**Task objective**
Continue the passage on the barrier effect and release force of release coatings, starting after its last sentence.


(14) Release force: The release effect with respect to adhesive materials, in industrial application usually adhesive tapes or labels, is expressed by the release force, with a low release force describing a good release effect. The release force is dependent on the quality of the release coating, on the adhesive and on the test conditions. For evaluation of release coatings, therefore, identical adhesives and test conditions ought to be present. To determine the release forces, the adhesive tape TESA®7475, trademark of tesa SE, Germany, Hamburg was used at a width of 2.5 cm. This test is carried out in accordance with FINAT Handbook, 8th Edition, The Hague/NL, 2009 under designation FTM 10, with the modification that the storage is carried out at 40° C. under pressure.

(15) The results of the barrier effect and the release forces are set out in Table 2. For all examples, release coatings with a quality grade 1 were used.

(16) TABLE-US-00002 TABLE 2 Results of the exemplary compositions, stated are the barrier effect (delta-L* values using SP62 spectrophotometer) and release forces (RF) using TESA ®7475 in cN/2.5 cm after storage at 40° C. for 24 hours. RF (TESA 7475) Barrier effect Example [cN/2.5 cm] (Delta-L*) Inventive A 6 32.9 no B 8 18.21 yes C 9 5.92 yes D 49 3.54 yes E 160 3.12 no F 15 4.71 yes G 6 8.95 yes H 12 8.74 yes I 8 7.13 yes J 9 16.41 yes K 8 14.3 yes L 55 13.13 yes M 10 25.31 no N 13 13.17 yes O 17 19.23 yes P 10 9.13 yes Q 13 9.86 yes R 14 11.15 yes S 12 7.31 yes T 13 35.4 no U 6 38.3 no V 5 39.8 no W 10 34.9 no X 255 23.53 no

(17) It is evident from Table 2 that compositions according to the invention have a good barrier effect against butyl acetate and at the same time a good release effect. Non-inventive compositions have a poor barrier effect with good release effect or even poor results for both properties.

(18) Whereas composition B, C and D have good barrier effect, composition A lacks this property. Although composition E has a good barrier effect, it does not have a good release effect however. Compositions A to E show that a higher proportion of component II has a positive effect on the release behaviour but a negative effect on the barrier effect.

**Supplied material**

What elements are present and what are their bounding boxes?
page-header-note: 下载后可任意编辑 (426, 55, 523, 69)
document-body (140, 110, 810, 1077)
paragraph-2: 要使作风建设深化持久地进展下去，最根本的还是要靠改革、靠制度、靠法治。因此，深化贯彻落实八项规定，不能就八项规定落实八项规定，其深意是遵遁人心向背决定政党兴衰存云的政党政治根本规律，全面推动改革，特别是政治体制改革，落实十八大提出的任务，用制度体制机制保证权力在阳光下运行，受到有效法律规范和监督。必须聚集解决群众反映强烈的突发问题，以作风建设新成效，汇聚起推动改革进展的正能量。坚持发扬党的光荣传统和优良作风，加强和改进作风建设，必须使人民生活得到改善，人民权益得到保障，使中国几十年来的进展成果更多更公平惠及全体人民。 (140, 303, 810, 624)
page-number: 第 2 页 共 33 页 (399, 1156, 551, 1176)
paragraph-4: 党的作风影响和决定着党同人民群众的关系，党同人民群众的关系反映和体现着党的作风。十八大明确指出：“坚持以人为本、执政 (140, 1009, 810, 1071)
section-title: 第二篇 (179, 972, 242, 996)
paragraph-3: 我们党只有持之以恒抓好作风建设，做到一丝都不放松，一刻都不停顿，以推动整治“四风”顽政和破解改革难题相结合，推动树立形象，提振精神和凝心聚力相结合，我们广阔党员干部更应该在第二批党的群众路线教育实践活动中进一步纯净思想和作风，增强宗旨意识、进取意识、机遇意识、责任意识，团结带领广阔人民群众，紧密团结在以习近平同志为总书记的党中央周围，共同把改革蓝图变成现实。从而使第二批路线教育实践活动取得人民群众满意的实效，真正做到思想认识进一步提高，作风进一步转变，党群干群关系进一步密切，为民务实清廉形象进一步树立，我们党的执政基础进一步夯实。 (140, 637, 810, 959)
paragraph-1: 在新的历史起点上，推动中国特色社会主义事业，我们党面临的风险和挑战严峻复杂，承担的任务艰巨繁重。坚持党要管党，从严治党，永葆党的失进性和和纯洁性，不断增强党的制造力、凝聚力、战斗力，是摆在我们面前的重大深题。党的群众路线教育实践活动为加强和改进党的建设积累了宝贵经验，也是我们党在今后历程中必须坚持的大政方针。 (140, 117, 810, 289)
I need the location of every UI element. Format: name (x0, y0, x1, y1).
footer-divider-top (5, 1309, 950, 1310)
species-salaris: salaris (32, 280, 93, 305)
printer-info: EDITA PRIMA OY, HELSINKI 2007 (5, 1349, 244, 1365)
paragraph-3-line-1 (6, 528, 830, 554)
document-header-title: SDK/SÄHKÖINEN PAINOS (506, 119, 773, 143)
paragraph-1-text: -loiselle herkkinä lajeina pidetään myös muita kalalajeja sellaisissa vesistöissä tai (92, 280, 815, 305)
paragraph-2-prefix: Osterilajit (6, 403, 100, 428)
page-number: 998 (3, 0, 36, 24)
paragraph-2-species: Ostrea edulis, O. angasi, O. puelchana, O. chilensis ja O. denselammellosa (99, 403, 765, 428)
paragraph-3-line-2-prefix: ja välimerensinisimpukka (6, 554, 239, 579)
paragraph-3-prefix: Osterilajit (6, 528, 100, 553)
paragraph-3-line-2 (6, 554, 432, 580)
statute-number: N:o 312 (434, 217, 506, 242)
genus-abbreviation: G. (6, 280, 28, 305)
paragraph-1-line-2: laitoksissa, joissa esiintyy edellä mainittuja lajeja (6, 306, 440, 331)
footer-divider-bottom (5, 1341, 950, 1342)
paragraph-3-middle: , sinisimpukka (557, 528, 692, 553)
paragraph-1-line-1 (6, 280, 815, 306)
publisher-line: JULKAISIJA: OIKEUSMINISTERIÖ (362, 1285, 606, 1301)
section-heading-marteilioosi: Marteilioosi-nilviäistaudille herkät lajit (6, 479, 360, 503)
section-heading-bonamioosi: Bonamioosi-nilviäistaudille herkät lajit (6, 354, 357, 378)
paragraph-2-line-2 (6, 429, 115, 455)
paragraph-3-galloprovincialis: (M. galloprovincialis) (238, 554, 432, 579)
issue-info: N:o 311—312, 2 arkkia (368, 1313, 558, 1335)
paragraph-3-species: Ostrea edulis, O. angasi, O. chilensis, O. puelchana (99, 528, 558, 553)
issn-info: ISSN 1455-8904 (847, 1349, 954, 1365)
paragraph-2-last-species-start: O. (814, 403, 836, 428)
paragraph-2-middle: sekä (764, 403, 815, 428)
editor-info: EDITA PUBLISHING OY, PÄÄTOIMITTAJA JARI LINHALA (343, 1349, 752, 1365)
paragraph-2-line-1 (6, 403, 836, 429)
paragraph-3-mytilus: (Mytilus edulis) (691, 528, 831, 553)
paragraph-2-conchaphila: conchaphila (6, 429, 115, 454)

**Task response**
(19) It is further evident that the inventive examples of component II in compositions F, G, H and I all show a good barrier effect with good release behaviour. Compositions J, K and L additionally comprise component III, whereby the barrier effect is not affected or only slightly negatively affected.

(20) It is further evident that the compositions M to Q and R, S, T, which comprise different components I, or mixtures thereof, enable different barrier effect.

(21) For instance, the composition M is without a good barrier effect since the organic acrylate component K-I-2 is highly incompatible with the silicone component II. This incompatibility is caused by the oxyethylene groups in component K-I-2. Mixture M is therefore a significantly biphasic system. Since such components I having oxyethylene groups only mix sparingly in the silicone component II, they enable only an inadequately stronger crosslinking, or none at all, of the weakly crosslinking silicone component II per se. Such mixtures are evidently lacking good barrier effect, such as in example M. These mixtures are therefore non-inventive.

(22) It is further evident that composition T, which comprises a high proportion of component I having only one ethylenically unsaturated free-radically polymerizable group, and is therefore non-inventive, cannot achieve a good barrier effect.

(23) Compositions U, V and W are examples of component II, compositions U and V also comprising component III which do not comprise component I. They all do not show a good barrier effect. This applies also to composition X, which is an example of component III and, besides the poor barrier effect, does not have good release behaviour.

(24) By using the compositions according to the invention, success is achieved in simultaneously obtaining a good barrier effect and a low release force.